# Dataset extract start

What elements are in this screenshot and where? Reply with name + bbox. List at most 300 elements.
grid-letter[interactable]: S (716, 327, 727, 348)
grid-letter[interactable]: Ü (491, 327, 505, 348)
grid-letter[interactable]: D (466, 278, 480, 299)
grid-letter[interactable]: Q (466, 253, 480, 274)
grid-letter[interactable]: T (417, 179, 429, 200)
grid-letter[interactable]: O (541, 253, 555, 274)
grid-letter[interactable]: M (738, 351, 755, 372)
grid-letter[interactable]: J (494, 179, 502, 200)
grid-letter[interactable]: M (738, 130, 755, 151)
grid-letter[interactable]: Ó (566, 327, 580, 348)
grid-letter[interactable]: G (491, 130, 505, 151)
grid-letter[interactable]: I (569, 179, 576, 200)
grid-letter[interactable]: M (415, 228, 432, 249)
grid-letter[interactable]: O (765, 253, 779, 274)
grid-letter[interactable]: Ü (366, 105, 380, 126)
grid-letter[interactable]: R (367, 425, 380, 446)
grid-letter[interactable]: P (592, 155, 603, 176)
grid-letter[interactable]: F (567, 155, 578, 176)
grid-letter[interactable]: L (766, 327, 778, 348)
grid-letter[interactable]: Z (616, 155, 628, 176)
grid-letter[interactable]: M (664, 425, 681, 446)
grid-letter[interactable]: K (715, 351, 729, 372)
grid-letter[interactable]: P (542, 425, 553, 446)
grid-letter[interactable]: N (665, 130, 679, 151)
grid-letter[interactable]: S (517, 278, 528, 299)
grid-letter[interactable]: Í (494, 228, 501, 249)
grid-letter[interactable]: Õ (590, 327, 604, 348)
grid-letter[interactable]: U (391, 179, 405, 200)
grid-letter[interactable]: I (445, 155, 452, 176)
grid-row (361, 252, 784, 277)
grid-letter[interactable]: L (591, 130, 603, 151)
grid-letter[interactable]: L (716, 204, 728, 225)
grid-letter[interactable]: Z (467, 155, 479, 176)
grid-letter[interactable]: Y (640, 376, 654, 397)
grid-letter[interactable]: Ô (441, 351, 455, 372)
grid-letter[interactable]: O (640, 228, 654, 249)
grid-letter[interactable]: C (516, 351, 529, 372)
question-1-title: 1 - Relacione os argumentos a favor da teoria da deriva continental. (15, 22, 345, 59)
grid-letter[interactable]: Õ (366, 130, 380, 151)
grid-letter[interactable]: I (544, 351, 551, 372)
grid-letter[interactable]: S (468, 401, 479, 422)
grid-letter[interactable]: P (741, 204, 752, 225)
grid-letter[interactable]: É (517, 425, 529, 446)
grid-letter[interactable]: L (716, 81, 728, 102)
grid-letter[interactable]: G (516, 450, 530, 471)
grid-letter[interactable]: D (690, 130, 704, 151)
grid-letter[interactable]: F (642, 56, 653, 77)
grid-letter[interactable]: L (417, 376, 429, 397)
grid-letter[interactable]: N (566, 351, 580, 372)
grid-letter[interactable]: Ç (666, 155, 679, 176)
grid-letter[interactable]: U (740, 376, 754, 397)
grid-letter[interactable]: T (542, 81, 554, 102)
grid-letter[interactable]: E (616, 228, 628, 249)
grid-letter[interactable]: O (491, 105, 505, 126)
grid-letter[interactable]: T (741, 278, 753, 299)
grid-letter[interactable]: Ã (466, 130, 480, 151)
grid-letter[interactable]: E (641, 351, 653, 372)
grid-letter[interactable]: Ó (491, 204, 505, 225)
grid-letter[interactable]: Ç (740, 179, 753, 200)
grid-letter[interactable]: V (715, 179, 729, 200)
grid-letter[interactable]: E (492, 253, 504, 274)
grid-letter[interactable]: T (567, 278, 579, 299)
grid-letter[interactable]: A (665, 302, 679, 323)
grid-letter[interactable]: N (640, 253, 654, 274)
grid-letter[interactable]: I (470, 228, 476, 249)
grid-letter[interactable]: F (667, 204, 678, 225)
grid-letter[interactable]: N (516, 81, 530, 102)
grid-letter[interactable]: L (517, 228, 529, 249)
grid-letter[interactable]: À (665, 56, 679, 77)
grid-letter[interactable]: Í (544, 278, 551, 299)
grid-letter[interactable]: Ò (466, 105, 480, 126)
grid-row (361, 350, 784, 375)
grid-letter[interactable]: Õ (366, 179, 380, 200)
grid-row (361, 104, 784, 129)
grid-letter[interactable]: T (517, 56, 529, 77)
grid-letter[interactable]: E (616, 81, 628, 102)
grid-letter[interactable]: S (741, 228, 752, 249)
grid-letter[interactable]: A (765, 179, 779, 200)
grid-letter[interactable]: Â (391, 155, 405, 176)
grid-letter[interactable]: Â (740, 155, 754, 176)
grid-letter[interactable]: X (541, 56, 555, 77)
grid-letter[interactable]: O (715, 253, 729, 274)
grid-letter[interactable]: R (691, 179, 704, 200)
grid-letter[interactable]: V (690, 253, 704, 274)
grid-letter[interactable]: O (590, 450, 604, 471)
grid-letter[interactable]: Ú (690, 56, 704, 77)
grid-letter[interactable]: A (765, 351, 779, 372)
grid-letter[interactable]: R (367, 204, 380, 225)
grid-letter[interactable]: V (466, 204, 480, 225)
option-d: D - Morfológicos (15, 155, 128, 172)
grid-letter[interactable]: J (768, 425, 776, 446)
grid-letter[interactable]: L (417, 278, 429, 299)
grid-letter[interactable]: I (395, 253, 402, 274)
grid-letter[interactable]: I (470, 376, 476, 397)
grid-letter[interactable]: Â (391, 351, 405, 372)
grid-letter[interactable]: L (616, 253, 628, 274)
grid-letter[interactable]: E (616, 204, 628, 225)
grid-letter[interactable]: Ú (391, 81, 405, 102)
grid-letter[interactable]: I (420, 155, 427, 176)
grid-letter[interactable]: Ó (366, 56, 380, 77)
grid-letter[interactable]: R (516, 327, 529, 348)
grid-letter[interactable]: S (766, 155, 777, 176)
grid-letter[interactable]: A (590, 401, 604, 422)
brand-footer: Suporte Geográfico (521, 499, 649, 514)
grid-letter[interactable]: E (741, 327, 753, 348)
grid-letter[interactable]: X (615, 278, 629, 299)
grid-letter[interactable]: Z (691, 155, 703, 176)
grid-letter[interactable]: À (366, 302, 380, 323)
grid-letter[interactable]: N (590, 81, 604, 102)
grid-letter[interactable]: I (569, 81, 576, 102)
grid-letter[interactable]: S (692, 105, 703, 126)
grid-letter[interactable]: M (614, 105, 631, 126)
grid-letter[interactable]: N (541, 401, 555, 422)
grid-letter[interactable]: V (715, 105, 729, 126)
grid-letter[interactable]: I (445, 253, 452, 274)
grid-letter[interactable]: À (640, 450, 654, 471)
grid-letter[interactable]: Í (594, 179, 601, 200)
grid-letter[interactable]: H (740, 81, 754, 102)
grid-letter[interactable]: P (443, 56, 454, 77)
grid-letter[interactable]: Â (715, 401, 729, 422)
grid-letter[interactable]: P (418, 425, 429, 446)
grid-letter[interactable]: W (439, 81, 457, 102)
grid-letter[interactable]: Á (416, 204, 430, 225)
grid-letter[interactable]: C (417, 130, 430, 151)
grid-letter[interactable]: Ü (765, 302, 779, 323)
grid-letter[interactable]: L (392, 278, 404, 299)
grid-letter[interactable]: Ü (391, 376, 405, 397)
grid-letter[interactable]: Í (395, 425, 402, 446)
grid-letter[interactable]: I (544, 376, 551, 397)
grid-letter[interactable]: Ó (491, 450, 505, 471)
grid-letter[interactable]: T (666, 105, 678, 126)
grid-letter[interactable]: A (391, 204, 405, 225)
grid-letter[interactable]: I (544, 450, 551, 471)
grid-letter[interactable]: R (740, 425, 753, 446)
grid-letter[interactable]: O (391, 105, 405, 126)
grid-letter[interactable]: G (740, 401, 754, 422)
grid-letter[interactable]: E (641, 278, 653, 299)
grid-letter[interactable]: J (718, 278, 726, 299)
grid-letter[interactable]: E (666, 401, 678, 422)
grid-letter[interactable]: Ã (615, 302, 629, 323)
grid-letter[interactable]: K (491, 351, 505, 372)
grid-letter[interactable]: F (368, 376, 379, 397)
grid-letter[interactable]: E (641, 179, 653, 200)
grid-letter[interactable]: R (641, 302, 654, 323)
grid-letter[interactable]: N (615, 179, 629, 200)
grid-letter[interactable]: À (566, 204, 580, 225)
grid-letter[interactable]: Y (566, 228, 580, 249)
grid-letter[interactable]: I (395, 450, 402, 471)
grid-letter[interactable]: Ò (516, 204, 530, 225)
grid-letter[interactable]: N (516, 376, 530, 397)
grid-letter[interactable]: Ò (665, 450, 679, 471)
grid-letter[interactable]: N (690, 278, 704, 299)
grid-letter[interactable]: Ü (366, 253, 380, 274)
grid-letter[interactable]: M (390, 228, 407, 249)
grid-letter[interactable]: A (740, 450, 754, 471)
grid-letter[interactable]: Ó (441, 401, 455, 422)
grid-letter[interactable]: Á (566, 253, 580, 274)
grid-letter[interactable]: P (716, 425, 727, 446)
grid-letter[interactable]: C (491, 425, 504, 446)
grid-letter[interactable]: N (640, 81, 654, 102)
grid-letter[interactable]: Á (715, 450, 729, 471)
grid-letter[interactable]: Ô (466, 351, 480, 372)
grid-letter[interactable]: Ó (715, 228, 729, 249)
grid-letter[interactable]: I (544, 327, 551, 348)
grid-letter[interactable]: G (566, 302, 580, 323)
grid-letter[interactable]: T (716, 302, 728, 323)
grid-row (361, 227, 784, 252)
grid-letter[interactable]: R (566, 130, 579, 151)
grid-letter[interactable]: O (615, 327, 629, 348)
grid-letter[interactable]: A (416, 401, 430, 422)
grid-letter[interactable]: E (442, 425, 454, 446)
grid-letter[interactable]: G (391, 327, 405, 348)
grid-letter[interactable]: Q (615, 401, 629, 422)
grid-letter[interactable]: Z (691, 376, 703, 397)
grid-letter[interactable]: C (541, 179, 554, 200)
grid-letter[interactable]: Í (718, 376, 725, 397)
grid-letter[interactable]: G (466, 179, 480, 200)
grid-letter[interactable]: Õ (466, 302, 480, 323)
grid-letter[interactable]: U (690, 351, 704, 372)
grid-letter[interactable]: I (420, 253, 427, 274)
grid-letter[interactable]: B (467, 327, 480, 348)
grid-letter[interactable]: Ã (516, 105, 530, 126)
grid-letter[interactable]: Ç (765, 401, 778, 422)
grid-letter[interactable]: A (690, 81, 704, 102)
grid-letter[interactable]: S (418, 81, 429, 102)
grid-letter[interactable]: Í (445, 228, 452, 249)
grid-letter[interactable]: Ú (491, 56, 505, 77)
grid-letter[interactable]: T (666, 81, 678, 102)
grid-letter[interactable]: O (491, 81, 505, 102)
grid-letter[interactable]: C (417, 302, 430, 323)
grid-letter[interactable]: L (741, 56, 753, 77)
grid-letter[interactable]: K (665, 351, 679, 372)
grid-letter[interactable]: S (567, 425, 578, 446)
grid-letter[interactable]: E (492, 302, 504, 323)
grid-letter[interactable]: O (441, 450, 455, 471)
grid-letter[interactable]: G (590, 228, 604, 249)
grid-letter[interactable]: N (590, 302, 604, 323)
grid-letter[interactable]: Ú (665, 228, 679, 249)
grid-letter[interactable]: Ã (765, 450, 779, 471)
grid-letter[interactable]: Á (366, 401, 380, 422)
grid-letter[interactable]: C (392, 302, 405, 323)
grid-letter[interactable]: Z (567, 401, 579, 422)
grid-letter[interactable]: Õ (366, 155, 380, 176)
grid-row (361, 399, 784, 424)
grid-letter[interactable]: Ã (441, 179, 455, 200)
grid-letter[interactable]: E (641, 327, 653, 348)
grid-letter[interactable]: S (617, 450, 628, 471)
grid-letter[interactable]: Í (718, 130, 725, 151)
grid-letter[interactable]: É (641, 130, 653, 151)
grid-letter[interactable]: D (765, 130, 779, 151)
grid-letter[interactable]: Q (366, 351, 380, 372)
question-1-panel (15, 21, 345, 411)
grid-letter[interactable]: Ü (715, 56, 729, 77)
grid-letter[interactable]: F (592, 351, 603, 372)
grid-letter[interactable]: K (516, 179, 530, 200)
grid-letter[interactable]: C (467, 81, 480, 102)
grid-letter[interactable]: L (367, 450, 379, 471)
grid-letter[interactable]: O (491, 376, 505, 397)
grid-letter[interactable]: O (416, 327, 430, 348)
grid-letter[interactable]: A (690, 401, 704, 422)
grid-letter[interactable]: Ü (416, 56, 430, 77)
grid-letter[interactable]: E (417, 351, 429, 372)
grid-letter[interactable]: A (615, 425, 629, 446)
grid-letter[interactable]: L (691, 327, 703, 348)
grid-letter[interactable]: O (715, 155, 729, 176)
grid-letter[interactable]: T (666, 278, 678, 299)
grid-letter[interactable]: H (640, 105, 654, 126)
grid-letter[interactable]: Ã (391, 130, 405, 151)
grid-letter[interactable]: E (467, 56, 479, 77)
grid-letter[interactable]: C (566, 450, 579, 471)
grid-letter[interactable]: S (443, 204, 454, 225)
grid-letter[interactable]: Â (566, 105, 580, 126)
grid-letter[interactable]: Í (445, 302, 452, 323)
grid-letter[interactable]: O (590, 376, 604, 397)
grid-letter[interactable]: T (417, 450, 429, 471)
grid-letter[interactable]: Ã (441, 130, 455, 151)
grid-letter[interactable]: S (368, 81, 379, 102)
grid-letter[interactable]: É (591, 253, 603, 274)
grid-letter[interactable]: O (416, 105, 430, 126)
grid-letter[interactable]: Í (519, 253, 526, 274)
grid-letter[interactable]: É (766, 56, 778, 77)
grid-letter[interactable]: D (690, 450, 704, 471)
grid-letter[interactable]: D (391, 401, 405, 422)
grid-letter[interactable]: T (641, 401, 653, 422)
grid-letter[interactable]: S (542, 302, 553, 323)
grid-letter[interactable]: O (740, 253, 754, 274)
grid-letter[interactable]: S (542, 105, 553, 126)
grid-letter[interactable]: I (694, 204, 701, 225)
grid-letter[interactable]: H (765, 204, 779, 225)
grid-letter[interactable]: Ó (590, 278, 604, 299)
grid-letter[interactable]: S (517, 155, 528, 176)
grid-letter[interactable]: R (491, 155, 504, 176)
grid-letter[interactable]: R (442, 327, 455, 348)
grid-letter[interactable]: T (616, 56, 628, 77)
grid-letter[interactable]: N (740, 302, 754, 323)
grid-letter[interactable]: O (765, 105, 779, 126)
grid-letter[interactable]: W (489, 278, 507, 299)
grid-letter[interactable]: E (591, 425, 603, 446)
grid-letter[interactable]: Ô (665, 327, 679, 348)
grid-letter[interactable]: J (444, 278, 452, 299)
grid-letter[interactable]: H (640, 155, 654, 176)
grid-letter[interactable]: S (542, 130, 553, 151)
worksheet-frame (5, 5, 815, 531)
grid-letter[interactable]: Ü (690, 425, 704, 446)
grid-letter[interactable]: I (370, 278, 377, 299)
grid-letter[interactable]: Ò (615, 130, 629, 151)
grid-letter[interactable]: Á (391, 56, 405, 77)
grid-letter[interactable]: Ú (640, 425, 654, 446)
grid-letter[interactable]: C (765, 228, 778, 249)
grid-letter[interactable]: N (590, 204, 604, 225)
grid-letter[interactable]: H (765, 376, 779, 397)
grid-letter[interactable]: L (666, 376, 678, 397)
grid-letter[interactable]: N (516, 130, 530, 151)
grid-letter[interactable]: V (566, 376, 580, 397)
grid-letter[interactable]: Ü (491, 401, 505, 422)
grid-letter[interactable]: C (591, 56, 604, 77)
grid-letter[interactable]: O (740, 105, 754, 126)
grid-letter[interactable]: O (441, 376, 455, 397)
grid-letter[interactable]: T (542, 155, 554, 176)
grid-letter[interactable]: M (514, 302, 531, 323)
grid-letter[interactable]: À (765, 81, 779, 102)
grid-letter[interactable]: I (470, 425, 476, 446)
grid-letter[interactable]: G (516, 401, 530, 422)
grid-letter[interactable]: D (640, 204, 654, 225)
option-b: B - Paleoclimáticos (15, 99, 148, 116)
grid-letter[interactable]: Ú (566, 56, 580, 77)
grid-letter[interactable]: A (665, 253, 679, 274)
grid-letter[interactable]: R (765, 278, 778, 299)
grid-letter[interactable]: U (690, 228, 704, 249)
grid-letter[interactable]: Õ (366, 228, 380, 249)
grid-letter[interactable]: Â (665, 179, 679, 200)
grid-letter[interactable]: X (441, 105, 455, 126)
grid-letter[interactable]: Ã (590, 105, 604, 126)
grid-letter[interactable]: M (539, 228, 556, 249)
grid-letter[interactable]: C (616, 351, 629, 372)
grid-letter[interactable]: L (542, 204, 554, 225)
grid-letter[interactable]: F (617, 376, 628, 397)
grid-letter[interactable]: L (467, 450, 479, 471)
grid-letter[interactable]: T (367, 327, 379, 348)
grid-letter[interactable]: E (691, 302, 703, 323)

# Dataset extract end
# Dataset extract start

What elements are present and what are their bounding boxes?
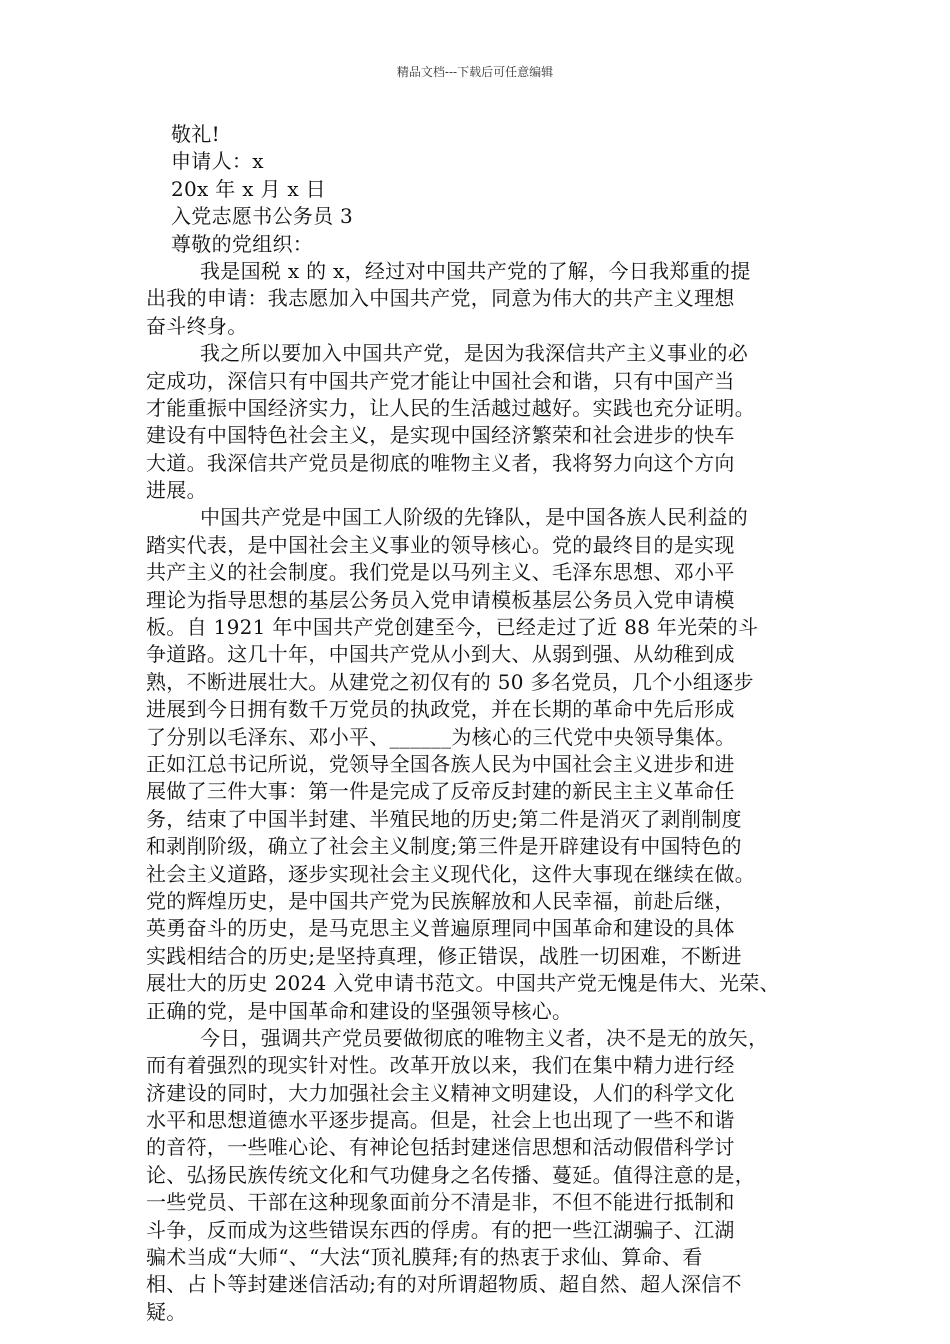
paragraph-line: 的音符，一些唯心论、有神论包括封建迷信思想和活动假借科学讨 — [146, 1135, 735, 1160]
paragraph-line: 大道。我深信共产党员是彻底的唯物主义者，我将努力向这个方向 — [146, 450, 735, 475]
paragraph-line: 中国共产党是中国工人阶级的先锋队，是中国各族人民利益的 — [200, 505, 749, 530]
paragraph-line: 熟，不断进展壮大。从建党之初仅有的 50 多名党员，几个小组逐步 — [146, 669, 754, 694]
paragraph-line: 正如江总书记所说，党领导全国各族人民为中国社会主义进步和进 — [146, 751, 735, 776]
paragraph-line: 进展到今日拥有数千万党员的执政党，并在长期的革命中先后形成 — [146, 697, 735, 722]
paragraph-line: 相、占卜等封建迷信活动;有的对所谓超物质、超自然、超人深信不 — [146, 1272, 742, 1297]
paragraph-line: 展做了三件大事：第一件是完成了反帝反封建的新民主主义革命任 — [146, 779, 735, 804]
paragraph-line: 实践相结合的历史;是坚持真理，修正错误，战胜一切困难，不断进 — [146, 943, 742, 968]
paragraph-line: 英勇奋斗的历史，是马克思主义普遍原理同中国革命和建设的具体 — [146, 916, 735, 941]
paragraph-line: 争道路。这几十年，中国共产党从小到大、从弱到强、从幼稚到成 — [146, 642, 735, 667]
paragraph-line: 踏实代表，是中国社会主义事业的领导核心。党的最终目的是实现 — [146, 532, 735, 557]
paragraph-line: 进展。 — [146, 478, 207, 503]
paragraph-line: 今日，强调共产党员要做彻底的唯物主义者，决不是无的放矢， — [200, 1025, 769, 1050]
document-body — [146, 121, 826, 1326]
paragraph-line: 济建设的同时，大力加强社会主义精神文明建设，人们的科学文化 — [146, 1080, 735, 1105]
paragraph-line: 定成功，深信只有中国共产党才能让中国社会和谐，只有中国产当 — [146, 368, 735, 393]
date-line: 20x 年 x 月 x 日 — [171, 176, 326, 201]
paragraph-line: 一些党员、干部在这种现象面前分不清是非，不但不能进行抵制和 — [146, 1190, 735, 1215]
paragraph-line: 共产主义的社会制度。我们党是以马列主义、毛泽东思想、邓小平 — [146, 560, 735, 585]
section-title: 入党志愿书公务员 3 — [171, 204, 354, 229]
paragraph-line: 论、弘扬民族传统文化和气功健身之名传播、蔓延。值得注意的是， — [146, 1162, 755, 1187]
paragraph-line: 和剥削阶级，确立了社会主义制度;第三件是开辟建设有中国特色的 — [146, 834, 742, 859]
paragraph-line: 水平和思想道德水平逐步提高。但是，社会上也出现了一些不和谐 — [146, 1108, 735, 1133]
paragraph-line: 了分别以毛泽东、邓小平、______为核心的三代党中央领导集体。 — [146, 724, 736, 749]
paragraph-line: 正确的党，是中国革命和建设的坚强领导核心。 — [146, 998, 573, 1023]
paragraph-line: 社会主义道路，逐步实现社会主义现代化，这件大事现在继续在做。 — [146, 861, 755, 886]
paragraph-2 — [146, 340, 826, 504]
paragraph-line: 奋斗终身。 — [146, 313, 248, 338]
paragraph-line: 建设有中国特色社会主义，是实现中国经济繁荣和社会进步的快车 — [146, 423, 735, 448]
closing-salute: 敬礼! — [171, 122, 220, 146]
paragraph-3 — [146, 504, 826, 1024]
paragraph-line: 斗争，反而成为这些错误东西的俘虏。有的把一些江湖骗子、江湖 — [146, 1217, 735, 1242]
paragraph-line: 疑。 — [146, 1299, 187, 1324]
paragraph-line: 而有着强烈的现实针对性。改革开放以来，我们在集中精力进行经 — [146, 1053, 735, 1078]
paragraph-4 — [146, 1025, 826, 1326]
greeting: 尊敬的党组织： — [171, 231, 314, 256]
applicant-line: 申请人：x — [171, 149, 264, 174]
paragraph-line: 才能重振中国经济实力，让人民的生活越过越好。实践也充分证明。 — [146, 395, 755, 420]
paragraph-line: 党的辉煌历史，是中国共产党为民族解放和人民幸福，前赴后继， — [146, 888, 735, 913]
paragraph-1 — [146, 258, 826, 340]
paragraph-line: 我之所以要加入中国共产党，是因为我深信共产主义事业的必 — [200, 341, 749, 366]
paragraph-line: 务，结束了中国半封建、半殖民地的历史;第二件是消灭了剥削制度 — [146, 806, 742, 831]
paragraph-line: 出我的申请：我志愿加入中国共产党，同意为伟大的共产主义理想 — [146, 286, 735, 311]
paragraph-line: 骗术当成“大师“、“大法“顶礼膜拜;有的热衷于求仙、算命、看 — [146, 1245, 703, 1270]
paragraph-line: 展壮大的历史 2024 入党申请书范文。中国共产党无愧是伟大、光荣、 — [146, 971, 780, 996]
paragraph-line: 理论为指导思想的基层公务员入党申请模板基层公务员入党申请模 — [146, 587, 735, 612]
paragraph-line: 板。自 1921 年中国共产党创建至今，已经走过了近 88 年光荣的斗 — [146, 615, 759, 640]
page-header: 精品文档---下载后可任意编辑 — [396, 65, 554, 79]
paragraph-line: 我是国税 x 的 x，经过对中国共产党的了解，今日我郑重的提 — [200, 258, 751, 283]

# Dataset extract end

* [Your instructions]: Output the lines of the listing from the one holding "What elements are in" through the one holding "grid-letter[interactable]: Õ (590, 327, 604, 348)", both included, reproducing each line precisely.

* [Exercise answer]:
What elements are in this screenshot and where? Reply with name + bbox. List at most 300 elements.
grid-letter[interactable]: S (716, 327, 727, 348)
grid-letter[interactable]: Ü (491, 327, 505, 348)
grid-letter[interactable]: D (466, 278, 480, 299)
grid-letter[interactable]: Q (466, 253, 480, 274)
grid-letter[interactable]: T (417, 179, 429, 200)
grid-letter[interactable]: O (541, 253, 555, 274)
grid-letter[interactable]: M (738, 351, 755, 372)
grid-letter[interactable]: J (494, 179, 502, 200)
grid-letter[interactable]: M (738, 130, 755, 151)
grid-letter[interactable]: Ó (566, 327, 580, 348)
grid-letter[interactable]: G (491, 130, 505, 151)
grid-letter[interactable]: I (569, 179, 576, 200)
grid-letter[interactable]: M (415, 228, 432, 249)
grid-letter[interactable]: O (765, 253, 779, 274)
grid-letter[interactable]: Ü (366, 105, 380, 126)
grid-letter[interactable]: R (367, 425, 380, 446)
grid-letter[interactable]: P (592, 155, 603, 176)
grid-letter[interactable]: F (567, 155, 578, 176)
grid-letter[interactable]: L (766, 327, 778, 348)
grid-letter[interactable]: Z (616, 155, 628, 176)
grid-letter[interactable]: M (664, 425, 681, 446)
grid-letter[interactable]: K (715, 351, 729, 372)
grid-letter[interactable]: P (542, 425, 553, 446)
grid-letter[interactable]: N (665, 130, 679, 151)
grid-letter[interactable]: S (517, 278, 528, 299)
grid-letter[interactable]: Í (494, 228, 501, 249)
grid-letter[interactable]: Õ (590, 327, 604, 348)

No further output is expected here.